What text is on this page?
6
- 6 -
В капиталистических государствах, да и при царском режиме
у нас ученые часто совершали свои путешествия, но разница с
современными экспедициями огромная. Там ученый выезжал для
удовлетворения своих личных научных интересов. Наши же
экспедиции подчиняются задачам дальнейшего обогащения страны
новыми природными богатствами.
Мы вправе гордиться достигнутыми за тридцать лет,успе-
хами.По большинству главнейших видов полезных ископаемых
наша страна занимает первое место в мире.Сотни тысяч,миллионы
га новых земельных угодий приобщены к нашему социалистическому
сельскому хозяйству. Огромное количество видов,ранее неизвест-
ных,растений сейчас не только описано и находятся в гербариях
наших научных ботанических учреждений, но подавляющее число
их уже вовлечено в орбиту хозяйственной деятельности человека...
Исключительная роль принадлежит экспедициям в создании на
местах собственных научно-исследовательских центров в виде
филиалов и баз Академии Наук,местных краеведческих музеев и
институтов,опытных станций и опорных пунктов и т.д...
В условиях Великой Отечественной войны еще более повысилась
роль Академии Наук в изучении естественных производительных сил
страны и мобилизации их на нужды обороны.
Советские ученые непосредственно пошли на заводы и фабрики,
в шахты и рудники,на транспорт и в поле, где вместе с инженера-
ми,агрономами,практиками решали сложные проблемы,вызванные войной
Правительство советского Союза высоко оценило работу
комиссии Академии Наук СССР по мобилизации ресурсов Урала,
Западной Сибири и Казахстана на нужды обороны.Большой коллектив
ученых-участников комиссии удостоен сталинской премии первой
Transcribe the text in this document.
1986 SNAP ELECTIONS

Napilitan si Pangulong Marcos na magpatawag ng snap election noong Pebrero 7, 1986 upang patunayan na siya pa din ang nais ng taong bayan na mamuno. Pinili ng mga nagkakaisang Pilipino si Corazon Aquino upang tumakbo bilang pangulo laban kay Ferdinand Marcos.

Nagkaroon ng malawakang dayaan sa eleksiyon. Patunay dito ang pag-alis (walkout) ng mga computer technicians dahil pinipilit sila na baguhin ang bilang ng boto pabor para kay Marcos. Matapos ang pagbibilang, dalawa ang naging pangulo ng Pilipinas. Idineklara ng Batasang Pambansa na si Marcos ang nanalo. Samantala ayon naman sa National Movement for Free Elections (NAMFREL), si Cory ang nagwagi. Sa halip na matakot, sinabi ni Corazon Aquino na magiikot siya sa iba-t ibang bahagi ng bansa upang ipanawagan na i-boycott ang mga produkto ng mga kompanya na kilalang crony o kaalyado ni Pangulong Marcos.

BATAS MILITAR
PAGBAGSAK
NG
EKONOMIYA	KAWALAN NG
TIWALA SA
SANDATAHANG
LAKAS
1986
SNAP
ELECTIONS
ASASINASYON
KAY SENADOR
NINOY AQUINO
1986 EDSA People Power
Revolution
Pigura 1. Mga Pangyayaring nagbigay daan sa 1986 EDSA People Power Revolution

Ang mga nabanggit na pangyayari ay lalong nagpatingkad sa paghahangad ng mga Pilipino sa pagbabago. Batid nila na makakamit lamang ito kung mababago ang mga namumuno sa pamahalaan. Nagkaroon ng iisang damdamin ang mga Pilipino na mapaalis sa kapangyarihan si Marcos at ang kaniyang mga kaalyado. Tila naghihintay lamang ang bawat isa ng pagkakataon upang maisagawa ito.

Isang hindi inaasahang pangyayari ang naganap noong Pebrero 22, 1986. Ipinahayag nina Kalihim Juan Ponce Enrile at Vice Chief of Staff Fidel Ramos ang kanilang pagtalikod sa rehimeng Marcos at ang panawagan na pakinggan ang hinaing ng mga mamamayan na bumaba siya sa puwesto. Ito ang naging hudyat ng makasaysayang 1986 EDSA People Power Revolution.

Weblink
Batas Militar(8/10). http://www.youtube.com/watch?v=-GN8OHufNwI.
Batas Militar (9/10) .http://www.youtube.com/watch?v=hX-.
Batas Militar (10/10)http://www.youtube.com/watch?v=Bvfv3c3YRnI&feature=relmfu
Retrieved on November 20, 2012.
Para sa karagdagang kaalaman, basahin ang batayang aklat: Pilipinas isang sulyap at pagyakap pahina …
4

* [Brief]: Scan the data for the word "Академии" and copy every line where it shows up.

* [Completed exercise]:
филиалов и баз Академии Наук,местных краеведческих музеев и
роль Академии Наук в изучении естественных производительных сил
комиссии Академии Наук СССР по мобилизации ресурсов Урала,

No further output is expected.